++++ Provided records

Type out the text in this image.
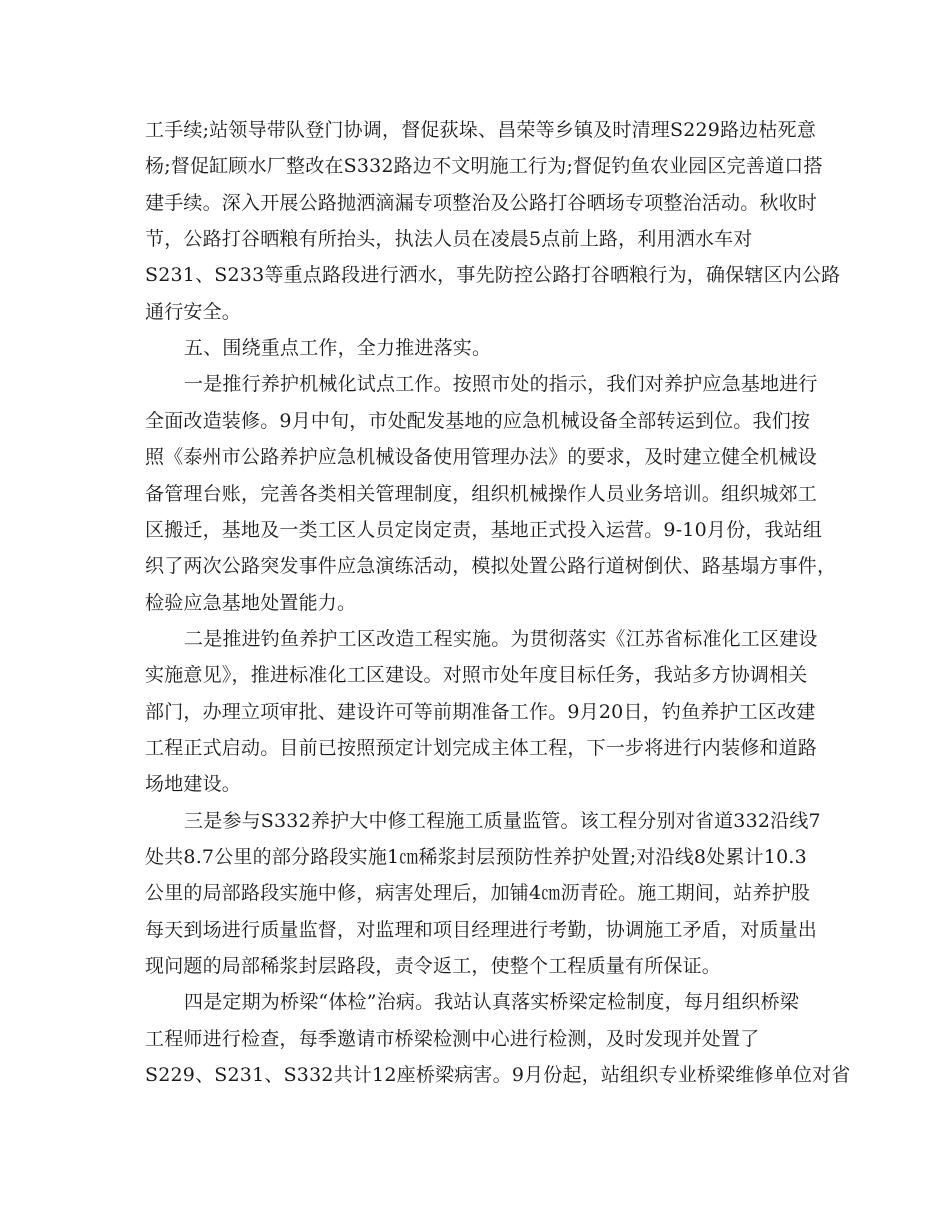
工手续;站领导带队登门协调，督促荻垛、昌荣等乡镇及时清理S229路边枯死意
杨;督促缸顾水厂整改在S332路边不文明施工行为;督促钓鱼农业园区完善道口搭
建手续。深入开展公路抛洒滴漏专项整治及公路打谷晒场专项整治活动。秋收时
节，公路打谷晒粮有所抬头，执法人员在凌晨5点前上路，利用洒水车对
S231、S233等重点路段进行洒水，事先防控公路打谷晒粮行为，确保辖区内公路
通行安全。
五、围绕重点工作，全力推进落实。
一是推行养护机械化试点工作。按照市处的指示，我们对养护应急基地进行
全面改造装修。9月中旬，市处配发基地的应急机械设备全部转运到位。我们按
照《泰州市公路养护应急机械设备使用管理办法》的要求，及时建立健全机械设
备管理台账，完善各类相关管理制度，组织机械操作人员业务培训。组织城郊工
区搬迁，基地及一类工区人员定岗定责，基地正式投入运营。9-10月份，我站组
织了两次公路突发事件应急演练活动，模拟处置公路行道树倒伏、路基塌方事件，
检验应急基地处置能力。
二是推进钓鱼养护工区改造工程实施。为贯彻落实《江苏省标准化工区建设
实施意见》，推进标准化工区建设。对照市处年度目标任务，我站多方协调相关
部门，办理立项审批、建设许可等前期准备工作。9月20日，钓鱼养护工区改建
工程正式启动。目前已按照预定计划完成主体工程，下一步将进行内装修和道路
场地建设。
三是参与S332养护大中修工程施工质量监管。该工程分别对省道332沿线7
处共8.7公里的部分路段实施1㎝稀浆封层预防性养护处置;对沿线8处累计10.3
公里的局部路段实施中修，病害处理后，加铺4㎝沥青砼。施工期间，站养护股
每天到场进行质量监督，对监理和项目经理进行考勤，协调施工矛盾，对质量出
现问题的局部稀浆封层路段，责令返工，使整个工程质量有所保证。
四是定期为桥梁“体检”治病。我站认真落实桥梁定检制度，每月组织桥梁
工程师进行检查，每季邀请市桥梁检测中心进行检测，及时发现并处置了
S229、S231、S332共计12座桥梁病害。9月份起，站组织专业桥梁维修单位对省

++++++++

| Exercise task |
Copy the records above exactly, omitting every picture.

| The reply |
Type out the text in this image.
工手续;站领导带队登门协调，督促荻垛、昌荣等乡镇及时清理S229路边枯死意
杨;督促缸顾水厂整改在S332路边不文明施工行为;督促钓鱼农业园区完善道口搭
建手续。深入开展公路抛洒滴漏专项整治及公路打谷晒场专项整治活动。秋收时
节，公路打谷晒粮有所抬头，执法人员在凌晨5点前上路，利用洒水车对
S231、S233等重点路段进行洒水，事先防控公路打谷晒粮行为，确保辖区内公路
通行安全。
五、围绕重点工作，全力推进落实。
一是推行养护机械化试点工作。按照市处的指示，我们对养护应急基地进行
全面改造装修。9月中旬，市处配发基地的应急机械设备全部转运到位。我们按
照《泰州市公路养护应急机械设备使用管理办法》的要求，及时建立健全机械设
备管理台账，完善各类相关管理制度，组织机械操作人员业务培训。组织城郊工
区搬迁，基地及一类工区人员定岗定责，基地正式投入运营。9-10月份，我站组
织了两次公路突发事件应急演练活动，模拟处置公路行道树倒伏、路基塌方事件，
检验应急基地处置能力。
二是推进钓鱼养护工区改造工程实施。为贯彻落实《江苏省标准化工区建设
实施意见》，推进标准化工区建设。对照市处年度目标任务，我站多方协调相关
部门，办理立项审批、建设许可等前期准备工作。9月20日，钓鱼养护工区改建
工程正式启动。目前已按照预定计划完成主体工程，下一步将进行内装修和道路
场地建设。
三是参与S332养护大中修工程施工质量监管。该工程分别对省道332沿线7
处共8.7公里的部分路段实施1㎝稀浆封层预防性养护处置;对沿线8处累计10.3
公里的局部路段实施中修，病害处理后，加铺4㎝沥青砼。施工期间，站养护股
每天到场进行质量监督，对监理和项目经理进行考勤，协调施工矛盾，对质量出
现问题的局部稀浆封层路段，责令返工，使整个工程质量有所保证。
四是定期为桥梁“体检”治病。我站认真落实桥梁定检制度，每月组织桥梁
工程师进行检查，每季邀请市桥梁检测中心进行检测，及时发现并处置了
S229、S231、S332共计12座桥梁病害。9月份起，站组织专业桥梁维修单位对省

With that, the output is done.